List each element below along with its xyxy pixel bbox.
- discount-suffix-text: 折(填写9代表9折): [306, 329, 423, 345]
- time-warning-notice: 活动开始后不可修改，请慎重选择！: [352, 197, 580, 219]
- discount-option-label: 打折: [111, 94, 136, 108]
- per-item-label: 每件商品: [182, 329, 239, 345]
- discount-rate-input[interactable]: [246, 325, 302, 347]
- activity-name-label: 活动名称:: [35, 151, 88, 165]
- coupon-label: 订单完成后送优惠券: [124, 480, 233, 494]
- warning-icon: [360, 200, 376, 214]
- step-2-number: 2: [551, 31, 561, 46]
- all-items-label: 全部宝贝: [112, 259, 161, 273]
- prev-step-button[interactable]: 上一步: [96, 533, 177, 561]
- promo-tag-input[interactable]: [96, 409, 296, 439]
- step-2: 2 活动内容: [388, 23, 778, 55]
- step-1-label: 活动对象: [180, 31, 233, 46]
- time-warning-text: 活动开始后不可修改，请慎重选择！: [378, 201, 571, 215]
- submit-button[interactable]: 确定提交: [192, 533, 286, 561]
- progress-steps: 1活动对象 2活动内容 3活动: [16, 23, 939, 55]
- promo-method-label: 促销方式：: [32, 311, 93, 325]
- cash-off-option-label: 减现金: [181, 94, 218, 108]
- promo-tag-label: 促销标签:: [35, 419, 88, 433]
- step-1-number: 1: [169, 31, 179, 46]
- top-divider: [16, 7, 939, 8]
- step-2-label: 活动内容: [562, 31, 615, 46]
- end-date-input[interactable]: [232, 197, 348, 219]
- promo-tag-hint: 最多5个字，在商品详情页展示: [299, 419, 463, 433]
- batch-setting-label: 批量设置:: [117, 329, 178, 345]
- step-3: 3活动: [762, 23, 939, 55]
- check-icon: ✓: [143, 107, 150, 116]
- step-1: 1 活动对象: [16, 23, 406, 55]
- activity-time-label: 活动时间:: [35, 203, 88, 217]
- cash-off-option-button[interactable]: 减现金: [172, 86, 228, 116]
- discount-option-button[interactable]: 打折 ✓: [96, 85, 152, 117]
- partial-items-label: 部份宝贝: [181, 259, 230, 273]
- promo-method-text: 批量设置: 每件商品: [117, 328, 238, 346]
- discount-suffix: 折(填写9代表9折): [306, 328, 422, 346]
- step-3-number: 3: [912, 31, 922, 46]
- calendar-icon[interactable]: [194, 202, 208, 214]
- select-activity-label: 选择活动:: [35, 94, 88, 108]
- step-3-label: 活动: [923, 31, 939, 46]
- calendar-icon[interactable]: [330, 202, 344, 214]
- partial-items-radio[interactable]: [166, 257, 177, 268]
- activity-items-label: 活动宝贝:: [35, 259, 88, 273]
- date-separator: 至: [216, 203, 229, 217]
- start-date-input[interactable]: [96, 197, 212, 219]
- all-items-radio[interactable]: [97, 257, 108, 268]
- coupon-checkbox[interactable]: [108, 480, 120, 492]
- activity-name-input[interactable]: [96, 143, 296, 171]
----------
GIVEN REQUEST
Copy the lines above without any change, from the first line through the line containing "- all-items-label: 全部宝贝: [112, 259, 161, 273]", inclusive.

EXERCISE ANSWER
List each element below along with its xyxy pixel bbox.
- discount-suffix-text: 折(填写9代表9折): [306, 329, 423, 345]
- time-warning-notice: 活动开始后不可修改，请慎重选择！: [352, 197, 580, 219]
- discount-option-label: 打折: [111, 94, 136, 108]
- per-item-label: 每件商品: [182, 329, 239, 345]
- discount-rate-input[interactable]: [246, 325, 302, 347]
- activity-name-label: 活动名称:: [35, 151, 88, 165]
- coupon-label: 订单完成后送优惠券: [124, 480, 233, 494]
- warning-icon: [360, 200, 376, 214]
- step-2-number: 2: [551, 31, 561, 46]
- all-items-label: 全部宝贝: [112, 259, 161, 273]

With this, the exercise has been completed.